[Part of a data file]
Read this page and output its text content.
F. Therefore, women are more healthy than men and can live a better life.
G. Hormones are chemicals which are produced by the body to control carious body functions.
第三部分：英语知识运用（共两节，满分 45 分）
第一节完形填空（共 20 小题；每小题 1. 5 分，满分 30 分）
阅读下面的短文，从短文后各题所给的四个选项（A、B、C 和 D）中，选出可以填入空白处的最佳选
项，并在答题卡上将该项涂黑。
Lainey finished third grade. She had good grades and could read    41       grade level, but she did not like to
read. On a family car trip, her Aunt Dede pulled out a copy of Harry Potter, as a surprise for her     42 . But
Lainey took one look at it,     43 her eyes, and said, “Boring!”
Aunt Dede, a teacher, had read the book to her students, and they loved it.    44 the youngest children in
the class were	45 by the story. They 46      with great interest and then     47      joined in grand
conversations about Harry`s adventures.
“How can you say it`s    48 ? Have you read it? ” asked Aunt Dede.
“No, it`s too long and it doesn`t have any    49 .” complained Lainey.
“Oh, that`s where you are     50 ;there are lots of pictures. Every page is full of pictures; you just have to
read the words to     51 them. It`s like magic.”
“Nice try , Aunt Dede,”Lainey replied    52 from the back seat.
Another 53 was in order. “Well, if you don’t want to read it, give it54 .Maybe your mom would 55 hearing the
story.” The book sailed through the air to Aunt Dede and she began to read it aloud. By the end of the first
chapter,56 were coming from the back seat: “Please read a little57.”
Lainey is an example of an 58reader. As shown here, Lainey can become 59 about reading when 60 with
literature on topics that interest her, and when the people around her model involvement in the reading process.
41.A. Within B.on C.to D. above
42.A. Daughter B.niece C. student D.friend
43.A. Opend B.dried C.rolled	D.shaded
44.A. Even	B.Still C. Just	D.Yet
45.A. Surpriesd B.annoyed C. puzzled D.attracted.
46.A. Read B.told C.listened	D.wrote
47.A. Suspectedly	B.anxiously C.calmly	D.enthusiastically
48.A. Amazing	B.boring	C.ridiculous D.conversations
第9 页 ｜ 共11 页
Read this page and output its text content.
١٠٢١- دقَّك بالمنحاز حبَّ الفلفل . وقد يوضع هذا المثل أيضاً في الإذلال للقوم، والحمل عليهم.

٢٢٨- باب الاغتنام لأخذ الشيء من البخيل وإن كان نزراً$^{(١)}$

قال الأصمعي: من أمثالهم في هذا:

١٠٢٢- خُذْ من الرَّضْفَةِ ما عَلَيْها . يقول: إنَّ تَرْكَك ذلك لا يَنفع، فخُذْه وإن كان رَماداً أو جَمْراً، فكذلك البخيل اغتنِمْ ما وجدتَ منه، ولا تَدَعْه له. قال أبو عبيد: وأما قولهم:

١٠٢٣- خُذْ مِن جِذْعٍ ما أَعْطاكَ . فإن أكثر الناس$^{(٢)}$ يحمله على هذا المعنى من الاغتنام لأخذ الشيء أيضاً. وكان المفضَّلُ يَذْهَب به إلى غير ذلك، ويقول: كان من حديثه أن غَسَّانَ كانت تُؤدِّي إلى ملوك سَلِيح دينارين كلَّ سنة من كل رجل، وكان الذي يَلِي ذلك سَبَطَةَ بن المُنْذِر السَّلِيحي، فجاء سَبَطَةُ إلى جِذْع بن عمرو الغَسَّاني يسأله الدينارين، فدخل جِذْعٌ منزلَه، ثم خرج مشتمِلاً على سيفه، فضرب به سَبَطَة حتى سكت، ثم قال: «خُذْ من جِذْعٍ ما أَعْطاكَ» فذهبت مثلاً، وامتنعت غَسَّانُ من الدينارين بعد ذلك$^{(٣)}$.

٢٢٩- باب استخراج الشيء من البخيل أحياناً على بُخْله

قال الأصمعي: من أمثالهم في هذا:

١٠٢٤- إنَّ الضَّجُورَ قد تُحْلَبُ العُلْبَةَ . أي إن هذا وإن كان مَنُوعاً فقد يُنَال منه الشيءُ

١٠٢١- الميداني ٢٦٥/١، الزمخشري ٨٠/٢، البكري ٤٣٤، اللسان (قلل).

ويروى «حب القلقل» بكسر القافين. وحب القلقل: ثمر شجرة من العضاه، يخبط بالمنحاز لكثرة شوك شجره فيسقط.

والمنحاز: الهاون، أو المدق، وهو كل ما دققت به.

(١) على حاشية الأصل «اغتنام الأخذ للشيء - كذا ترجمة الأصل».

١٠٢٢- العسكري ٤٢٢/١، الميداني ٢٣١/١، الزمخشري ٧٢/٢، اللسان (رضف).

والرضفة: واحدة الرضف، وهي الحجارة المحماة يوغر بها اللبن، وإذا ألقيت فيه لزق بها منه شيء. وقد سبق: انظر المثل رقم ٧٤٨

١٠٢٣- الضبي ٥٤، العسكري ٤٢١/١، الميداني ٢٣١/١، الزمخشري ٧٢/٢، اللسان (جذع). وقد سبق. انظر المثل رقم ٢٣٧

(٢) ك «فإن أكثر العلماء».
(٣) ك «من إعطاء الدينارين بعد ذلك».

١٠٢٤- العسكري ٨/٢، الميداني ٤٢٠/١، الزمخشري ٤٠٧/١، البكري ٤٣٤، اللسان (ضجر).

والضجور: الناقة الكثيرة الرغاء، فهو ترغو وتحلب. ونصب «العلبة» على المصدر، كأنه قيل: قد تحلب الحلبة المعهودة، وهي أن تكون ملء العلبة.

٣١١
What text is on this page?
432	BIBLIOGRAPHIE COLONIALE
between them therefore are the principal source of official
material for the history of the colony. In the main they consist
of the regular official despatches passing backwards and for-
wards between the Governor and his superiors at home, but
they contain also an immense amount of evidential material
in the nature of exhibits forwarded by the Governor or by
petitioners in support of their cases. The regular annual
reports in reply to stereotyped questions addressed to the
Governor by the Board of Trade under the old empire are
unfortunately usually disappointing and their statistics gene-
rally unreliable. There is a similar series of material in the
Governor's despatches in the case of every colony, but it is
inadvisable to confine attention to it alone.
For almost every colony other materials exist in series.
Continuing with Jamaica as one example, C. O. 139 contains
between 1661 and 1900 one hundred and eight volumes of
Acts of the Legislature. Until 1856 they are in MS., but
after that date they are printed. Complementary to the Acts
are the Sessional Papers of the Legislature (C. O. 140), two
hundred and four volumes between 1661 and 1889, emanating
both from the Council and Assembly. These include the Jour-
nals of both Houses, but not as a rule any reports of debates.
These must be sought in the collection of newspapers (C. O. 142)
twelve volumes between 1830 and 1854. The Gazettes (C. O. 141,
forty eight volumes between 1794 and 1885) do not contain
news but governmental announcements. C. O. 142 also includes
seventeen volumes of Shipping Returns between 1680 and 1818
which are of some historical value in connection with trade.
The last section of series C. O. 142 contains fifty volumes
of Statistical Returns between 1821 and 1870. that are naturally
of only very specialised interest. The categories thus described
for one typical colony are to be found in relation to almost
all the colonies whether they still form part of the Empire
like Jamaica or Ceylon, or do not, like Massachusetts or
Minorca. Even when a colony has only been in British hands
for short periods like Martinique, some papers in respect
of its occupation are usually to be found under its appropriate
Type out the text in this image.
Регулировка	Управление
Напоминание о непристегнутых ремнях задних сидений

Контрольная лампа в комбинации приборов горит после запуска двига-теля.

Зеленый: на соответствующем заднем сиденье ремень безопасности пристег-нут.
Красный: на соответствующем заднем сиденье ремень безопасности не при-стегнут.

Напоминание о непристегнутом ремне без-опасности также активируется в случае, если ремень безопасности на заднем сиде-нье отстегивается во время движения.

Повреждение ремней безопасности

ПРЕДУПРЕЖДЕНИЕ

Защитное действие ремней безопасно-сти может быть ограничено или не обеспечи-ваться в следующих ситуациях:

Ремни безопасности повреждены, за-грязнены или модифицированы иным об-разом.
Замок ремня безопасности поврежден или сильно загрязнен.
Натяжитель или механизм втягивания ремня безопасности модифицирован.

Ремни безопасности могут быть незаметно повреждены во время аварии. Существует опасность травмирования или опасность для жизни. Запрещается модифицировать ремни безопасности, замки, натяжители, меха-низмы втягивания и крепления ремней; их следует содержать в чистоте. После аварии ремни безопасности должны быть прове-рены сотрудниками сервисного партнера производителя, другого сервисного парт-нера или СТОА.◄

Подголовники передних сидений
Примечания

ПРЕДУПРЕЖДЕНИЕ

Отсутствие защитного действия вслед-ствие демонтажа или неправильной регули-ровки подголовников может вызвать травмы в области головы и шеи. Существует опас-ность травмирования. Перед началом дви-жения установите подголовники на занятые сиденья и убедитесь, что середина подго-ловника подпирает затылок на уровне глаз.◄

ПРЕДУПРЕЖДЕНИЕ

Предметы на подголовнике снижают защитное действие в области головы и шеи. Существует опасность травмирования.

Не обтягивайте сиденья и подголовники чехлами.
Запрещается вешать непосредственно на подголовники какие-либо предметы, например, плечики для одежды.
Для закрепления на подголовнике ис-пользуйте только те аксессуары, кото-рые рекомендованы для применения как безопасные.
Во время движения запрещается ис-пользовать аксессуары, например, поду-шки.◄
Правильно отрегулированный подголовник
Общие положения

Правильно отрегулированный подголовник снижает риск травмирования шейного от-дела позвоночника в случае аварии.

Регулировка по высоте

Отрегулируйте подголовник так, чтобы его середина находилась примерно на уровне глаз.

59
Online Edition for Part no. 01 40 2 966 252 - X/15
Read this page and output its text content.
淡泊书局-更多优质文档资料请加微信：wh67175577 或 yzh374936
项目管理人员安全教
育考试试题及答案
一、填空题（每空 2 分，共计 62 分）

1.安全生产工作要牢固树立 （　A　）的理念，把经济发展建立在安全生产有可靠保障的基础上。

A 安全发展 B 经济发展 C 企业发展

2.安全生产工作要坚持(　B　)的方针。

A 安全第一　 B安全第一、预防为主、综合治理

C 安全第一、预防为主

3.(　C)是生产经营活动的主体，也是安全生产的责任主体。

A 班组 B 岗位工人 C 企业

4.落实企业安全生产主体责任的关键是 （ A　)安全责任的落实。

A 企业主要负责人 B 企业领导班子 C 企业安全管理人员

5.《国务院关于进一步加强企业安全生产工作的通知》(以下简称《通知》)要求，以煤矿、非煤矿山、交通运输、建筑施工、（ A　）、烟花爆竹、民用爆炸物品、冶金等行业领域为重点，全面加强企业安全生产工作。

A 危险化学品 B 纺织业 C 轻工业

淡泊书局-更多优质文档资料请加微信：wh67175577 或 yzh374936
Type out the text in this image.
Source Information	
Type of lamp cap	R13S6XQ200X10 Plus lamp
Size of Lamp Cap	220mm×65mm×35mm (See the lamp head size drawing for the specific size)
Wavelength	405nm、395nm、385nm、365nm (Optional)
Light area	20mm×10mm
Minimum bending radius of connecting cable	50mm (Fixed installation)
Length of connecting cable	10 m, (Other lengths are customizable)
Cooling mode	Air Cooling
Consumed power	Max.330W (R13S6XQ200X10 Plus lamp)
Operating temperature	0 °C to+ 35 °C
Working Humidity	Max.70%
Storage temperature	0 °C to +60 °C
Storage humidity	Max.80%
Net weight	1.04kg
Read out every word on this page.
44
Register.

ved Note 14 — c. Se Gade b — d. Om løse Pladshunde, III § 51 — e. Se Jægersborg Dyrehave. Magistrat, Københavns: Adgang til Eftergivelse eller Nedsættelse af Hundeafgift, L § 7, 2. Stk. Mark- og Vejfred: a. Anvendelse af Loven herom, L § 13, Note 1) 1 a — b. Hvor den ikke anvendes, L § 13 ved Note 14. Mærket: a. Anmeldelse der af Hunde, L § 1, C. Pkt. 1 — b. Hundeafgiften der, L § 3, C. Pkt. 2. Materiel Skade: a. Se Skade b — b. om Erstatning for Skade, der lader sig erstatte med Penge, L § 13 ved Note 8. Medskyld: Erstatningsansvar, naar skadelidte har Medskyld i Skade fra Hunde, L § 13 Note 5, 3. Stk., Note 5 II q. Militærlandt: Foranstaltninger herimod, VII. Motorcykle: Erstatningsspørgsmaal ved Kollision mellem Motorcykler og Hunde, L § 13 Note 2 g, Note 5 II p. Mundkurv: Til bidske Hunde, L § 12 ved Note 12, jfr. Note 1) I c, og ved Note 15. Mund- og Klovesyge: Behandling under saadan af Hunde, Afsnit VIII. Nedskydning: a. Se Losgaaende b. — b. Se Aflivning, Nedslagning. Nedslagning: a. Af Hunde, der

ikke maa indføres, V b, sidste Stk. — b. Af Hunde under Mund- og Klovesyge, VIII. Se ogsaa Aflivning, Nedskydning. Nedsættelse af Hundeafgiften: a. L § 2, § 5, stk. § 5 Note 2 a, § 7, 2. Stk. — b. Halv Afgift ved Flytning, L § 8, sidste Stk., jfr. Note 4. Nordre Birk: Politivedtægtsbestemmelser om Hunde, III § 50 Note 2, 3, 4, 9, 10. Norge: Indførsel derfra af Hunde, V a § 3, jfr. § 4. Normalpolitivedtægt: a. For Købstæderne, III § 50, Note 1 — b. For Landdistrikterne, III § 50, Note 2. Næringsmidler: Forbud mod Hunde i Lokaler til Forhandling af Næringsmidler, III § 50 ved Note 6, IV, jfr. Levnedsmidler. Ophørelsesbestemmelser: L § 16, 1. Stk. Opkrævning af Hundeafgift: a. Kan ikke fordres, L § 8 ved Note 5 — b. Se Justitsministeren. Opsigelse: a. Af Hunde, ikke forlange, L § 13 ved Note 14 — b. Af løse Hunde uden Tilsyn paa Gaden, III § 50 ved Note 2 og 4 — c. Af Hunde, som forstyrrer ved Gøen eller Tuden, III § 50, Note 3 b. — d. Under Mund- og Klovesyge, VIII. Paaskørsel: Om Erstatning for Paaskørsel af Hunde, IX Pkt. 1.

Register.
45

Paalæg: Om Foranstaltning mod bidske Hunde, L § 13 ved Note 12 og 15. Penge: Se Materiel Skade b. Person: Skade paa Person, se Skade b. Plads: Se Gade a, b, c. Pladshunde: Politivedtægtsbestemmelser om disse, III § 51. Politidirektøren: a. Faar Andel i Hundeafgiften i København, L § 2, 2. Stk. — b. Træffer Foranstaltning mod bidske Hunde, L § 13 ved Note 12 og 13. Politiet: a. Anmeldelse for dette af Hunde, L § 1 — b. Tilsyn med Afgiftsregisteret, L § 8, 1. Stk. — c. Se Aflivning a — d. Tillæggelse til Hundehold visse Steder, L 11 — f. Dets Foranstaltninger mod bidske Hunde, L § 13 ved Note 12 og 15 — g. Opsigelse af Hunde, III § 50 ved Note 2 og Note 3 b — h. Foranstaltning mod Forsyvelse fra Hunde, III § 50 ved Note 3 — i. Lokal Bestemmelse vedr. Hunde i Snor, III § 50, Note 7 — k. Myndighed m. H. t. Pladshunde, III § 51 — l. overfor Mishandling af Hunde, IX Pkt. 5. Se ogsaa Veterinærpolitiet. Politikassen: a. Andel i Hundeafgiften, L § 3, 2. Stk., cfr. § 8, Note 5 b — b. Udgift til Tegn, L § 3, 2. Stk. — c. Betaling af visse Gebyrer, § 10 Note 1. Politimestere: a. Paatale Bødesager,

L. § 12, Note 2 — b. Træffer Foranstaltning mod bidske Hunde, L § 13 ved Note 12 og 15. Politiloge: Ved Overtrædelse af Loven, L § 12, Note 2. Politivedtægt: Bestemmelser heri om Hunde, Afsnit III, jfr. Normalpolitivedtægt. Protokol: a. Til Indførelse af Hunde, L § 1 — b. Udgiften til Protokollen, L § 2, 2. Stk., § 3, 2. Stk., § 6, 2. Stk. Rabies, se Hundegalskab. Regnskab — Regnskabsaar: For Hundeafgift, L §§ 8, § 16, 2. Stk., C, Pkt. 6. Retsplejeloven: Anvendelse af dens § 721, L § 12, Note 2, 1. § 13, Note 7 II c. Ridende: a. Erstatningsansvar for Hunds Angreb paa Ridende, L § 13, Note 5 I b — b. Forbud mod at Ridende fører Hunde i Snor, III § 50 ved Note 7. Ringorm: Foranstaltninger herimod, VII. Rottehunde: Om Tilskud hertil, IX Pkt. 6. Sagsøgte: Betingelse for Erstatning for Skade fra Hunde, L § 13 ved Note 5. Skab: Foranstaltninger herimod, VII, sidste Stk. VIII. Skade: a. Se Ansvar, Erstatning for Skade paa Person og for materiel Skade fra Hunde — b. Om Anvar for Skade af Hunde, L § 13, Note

The request: List all lines in the material containing the string "Anmeldelse".

Expected answer:
ved Note 14 — c. Se Gade b — d. Om løse Pladshunde, III § 51 — e. Se Jægersborg Dyrehave. Magistrat, Københavns: Adgang til Eftergivelse eller Nedsættelse af Hundeafgift, L § 7, 2. Stk. Mark- og Vejfred: a. Anvendelse af Loven herom, L § 13, Note 1) 1 a — b. Hvor den ikke anvendes, L § 13 ved Note 14. Mærket: a. Anmeldelse der af Hunde, L § 1, C. Pkt. 1 — b. Hundeafgiften der, L § 3, C. Pkt. 2. Materiel Skade: a. Se Skade b — b. om Erstatning for Skade, der lader sig erstatte med Penge, L § 13 ved Note 8. Medskyld: Erstatningsansvar, naar skadelidte har Medskyld i Skade fra Hunde, L § 13 Note 5, 3. Stk., Note 5 II q. Militærlandt: Foranstaltninger herimod, VII. Motorcykle: Erstatningsspørgsmaal ved Kollision mellem Motorcykler og Hunde, L § 13 Note 2 g, Note 5 II p. Mundkurv: Til bidske Hunde, L § 12 ved Note 12, jfr. Note 1) I c, og ved Note 15. Mund- og Klovesyge: Behandling under saadan af Hunde, Afsnit VIII. Nedskydning: a. Se Losgaaende b. — b. Se Aflivning, Nedslagning. Nedslagning: a. Af Hunde, der
Paalæg: Om Foranstaltning mod bidske Hunde, L § 13 ved Note 12 og 15. Penge: Se Materiel Skade b. Person: Skade paa Person, se Skade b. Plads: Se Gade a, b, c. Pladshunde: Politivedtægtsbestemmelser om disse, III § 51. Politidirektøren: a. Faar Andel i Hundeafgiften i København, L § 2, 2. Stk. — b. Træffer Foranstaltning mod bidske Hunde, L § 13 ved Note 12 og 13. Politiet: a. Anmeldelse for dette af Hunde, L § 1 — b. Tilsyn med Afgiftsregisteret, L § 8, 1. Stk. — c. Se Aflivning a — d. Tillæggelse til Hundehold visse Steder, L 11 — f. Dets Foranstaltninger mod bidske Hunde, L § 13 ved Note 12 og 15 — g. Opsigelse af Hunde, III § 50 ved Note 2 og Note 3 b — h. Foranstaltning mod Forsyvelse fra Hunde, III § 50 ved Note 3 — i. Lokal Bestemmelse vedr. Hunde i Snor, III § 50, Note 7 — k. Myndighed m. H. t. Pladshunde, III § 51 — l. overfor Mishandling af Hunde, IX Pkt. 5. Se ogsaa Veterinærpolitiet. Politikassen: a. Andel i Hundeafgiften, L § 3, 2. Stk., cfr. § 8, Note 5 b — b. Udgift til Tegn, L § 3, 2. Stk. — c. Betaling af visse Gebyrer, § 10 Note 1. Politimestere: a. Paatale Bødesager,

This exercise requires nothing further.